## EXERCISE DESCRIPTION:
From the entries below, copy every line that holds the word "Υπηρεσίες".

Figure collection entries:
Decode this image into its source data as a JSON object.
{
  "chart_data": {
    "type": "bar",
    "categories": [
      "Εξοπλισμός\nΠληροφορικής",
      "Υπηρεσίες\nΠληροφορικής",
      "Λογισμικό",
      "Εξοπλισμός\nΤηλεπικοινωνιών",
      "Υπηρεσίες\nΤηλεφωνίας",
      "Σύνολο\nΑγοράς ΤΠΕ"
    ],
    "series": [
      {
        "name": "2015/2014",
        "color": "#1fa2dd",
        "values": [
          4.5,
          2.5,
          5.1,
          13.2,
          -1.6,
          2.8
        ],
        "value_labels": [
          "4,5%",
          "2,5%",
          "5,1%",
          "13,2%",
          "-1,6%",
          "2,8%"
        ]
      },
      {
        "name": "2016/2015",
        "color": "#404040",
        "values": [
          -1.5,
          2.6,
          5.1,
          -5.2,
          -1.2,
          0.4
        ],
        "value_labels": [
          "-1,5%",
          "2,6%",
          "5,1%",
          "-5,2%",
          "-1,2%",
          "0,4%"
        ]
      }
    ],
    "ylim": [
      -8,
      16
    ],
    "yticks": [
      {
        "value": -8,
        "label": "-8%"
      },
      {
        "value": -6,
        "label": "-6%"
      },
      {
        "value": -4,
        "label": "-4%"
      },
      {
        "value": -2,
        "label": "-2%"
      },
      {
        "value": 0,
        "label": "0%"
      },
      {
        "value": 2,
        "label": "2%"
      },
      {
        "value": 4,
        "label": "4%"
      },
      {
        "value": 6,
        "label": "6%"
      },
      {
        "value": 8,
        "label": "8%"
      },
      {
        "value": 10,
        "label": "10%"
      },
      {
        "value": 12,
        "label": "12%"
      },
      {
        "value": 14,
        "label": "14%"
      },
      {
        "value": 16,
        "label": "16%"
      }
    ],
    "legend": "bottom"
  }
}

## ANSWER FOR THIS EXERCISE:
      "Υπηρεσίες\nΠληροφορικής",
      "Υπηρεσίες\nΤηλεφωνίας",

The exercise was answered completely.